>>>>>

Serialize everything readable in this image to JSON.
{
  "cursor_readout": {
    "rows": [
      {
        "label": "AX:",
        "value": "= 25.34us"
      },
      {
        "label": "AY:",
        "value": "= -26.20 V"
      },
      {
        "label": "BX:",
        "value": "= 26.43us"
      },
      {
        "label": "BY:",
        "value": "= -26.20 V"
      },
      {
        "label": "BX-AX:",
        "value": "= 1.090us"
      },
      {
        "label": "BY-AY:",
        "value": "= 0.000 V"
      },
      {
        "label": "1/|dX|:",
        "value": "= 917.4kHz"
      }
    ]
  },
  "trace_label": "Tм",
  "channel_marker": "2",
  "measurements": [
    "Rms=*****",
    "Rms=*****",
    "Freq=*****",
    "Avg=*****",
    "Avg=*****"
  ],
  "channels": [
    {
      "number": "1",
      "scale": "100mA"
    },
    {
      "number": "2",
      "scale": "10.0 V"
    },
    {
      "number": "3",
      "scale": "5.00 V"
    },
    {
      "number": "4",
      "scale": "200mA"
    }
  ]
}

<<<<<

● DO THIS:
Your task is to print the whole listing again exactly.

● REPLY TO THE TASK:
Serialize everything readable in this image to JSON.
{
  "cursor_readout": {
    "rows": [
      {
        "label": "AX:",
        "value": "= 25.34us"
      },
      {
        "label": "AY:",
        "value": "= -26.20 V"
      },
      {
        "label": "BX:",
        "value": "= 26.43us"
      },
      {
        "label": "BY:",
        "value": "= -26.20 V"
      },
      {
        "label": "BX-AX:",
        "value": "= 1.090us"
      },
      {
        "label": "BY-AY:",
        "value": "= 0.000 V"
      },
      {
        "label": "1/|dX|:",
        "value": "= 917.4kHz"
      }
    ]
  },
  "trace_label": "Tм",
  "channel_marker": "2",
  "measurements": [
    "Rms=*****",
    "Rms=*****",
    "Freq=*****",
    "Avg=*****",
    "Avg=*****"
  ],
  "channels": [
    {
      "number": "1",
      "scale": "100mA"
    },
    {
      "number": "2",
      "scale": "10.0 V"
    },
    {
      "number": "3",
      "scale": "5.00 V"
    },
    {
      "number": "4",
      "scale": "200mA"
    }
  ]
}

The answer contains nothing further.